*WHAT THE TASK ASKS*: Collect every line of the entries below that contains the string "north", treating uppercase and lowercase letters as distinct.

*Layout element annotations*:
==================================================
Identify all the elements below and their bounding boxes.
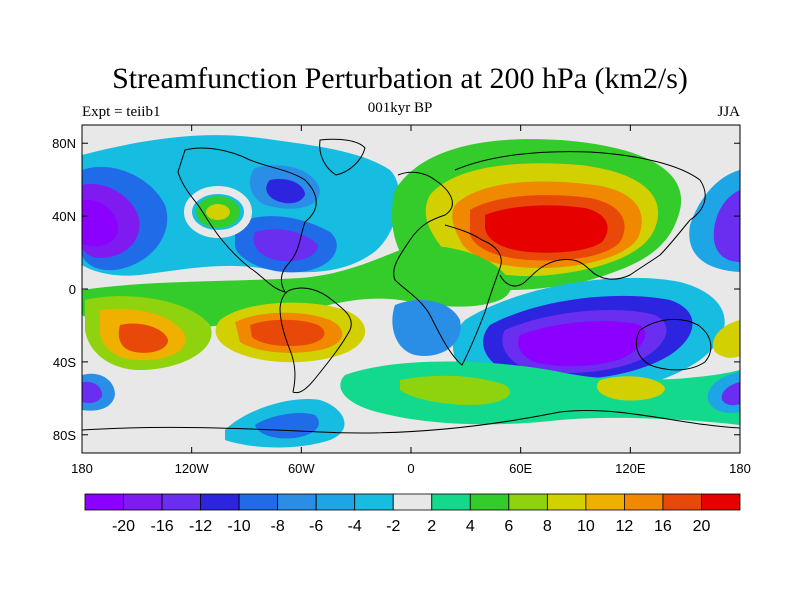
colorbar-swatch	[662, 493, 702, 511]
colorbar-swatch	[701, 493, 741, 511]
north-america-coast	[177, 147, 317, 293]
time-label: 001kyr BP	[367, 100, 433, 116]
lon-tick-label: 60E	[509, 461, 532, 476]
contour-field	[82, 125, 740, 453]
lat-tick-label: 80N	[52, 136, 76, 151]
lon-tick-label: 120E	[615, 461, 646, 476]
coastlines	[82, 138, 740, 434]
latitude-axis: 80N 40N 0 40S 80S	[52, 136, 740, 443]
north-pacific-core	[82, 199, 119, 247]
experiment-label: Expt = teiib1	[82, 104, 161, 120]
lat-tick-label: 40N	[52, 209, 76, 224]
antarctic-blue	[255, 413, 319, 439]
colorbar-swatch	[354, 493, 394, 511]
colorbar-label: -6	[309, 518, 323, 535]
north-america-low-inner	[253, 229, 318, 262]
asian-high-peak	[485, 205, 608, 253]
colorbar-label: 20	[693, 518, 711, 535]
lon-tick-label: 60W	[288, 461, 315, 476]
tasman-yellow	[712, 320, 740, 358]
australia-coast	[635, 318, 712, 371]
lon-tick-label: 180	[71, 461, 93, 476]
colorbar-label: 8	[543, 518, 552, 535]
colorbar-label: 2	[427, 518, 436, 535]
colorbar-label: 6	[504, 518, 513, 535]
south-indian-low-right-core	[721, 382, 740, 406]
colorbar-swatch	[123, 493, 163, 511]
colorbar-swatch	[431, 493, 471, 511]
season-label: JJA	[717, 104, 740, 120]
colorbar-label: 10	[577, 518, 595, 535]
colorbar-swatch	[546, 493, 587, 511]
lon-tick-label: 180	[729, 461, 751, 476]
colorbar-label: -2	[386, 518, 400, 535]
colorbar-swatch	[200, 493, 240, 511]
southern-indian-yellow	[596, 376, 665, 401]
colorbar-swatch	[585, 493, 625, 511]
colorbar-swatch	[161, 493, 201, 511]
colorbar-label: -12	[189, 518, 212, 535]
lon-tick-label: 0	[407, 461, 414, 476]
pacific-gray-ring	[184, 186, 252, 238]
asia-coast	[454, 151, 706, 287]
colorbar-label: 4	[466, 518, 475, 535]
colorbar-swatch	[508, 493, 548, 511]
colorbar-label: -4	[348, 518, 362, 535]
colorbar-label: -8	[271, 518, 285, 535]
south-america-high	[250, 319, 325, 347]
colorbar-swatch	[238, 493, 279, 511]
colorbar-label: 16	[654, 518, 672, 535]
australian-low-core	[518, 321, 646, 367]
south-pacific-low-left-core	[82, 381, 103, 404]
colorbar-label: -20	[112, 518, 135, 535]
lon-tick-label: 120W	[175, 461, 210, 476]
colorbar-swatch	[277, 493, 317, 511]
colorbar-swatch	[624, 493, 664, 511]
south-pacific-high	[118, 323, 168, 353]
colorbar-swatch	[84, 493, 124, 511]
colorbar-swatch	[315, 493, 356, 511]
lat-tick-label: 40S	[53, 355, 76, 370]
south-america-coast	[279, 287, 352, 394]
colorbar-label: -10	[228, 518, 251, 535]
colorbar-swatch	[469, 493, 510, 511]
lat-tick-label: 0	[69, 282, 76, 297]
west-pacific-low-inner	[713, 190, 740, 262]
==================================================
*SOLUTION FOR THIS PROBLEM*:
north-america-coast	[177, 147, 317, 293]
north-pacific-core	[82, 199, 119, 247]
north-america-low-inner	[253, 229, 318, 262]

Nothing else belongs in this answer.